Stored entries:
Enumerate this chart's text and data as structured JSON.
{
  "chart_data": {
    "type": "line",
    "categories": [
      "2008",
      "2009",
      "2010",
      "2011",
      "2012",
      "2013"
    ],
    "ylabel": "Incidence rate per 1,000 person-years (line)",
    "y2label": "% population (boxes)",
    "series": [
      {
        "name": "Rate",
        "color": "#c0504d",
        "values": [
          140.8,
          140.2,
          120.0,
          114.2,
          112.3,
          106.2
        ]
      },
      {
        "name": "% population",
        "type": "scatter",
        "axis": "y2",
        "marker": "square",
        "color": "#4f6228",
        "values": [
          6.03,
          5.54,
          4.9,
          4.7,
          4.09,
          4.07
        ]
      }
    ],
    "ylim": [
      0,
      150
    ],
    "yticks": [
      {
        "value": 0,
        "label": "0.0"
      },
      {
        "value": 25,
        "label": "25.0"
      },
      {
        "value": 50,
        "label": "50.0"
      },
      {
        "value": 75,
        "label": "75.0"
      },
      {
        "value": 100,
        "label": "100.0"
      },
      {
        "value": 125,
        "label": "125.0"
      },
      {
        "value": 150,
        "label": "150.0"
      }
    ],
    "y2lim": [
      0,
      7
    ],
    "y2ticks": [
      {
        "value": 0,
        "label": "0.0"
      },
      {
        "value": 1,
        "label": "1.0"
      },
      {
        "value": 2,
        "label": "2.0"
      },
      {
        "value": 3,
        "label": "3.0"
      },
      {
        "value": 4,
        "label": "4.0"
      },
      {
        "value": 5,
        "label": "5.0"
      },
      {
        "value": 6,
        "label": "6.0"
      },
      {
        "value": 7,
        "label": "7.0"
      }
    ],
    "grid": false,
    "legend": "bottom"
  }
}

* _Exercise description_
Write out each line of the data above again, exactly as given.

* _Result of this task_
Enumerate this chart's text and data as structured JSON.
{
  "chart_data": {
    "type": "line",
    "categories": [
      "2008",
      "2009",
      "2010",
      "2011",
      "2012",
      "2013"
    ],
    "ylabel": "Incidence rate per 1,000 person-years (line)",
    "y2label": "% population (boxes)",
    "series": [
      {
        "name": "Rate",
        "color": "#c0504d",
        "values": [
          140.8,
          140.2,
          120.0,
          114.2,
          112.3,
          106.2
        ]
      },
      {
        "name": "% population",
        "type": "scatter",
        "axis": "y2",
        "marker": "square",
        "color": "#4f6228",
        "values": [
          6.03,
          5.54,
          4.9,
          4.7,
          4.09,
          4.07
        ]
      }
    ],
    "ylim": [
      0,
      150
    ],
    "yticks": [
      {
        "value": 0,
        "label": "0.0"
      },
      {
        "value": 25,
        "label": "25.0"
      },
      {
        "value": 50,
        "label": "50.0"
      },
      {
        "value": 75,
        "label": "75.0"
      },
      {
        "value": 100,
        "label": "100.0"
      },
      {
        "value": 125,
        "label": "125.0"
      },
      {
        "value": 150,
        "label": "150.0"
      }
    ],
    "y2lim": [
      0,
      7
    ],
    "y2ticks": [
      {
        "value": 0,
        "label": "0.0"
      },
      {
        "value": 1,
        "label": "1.0"
      },
      {
        "value": 2,
        "label": "2.0"
      },
      {
        "value": 3,
        "label": "3.0"
      },
      {
        "value": 4,
        "label": "4.0"
      },
      {
        "value": 5,
        "label": "5.0"
      },
      {
        "value": 6,
        "label": "6.0"
      },
      {
        "value": 7,
        "label": "7.0"
      }
    ],
    "grid": false,
    "legend": "bottom"
  }
}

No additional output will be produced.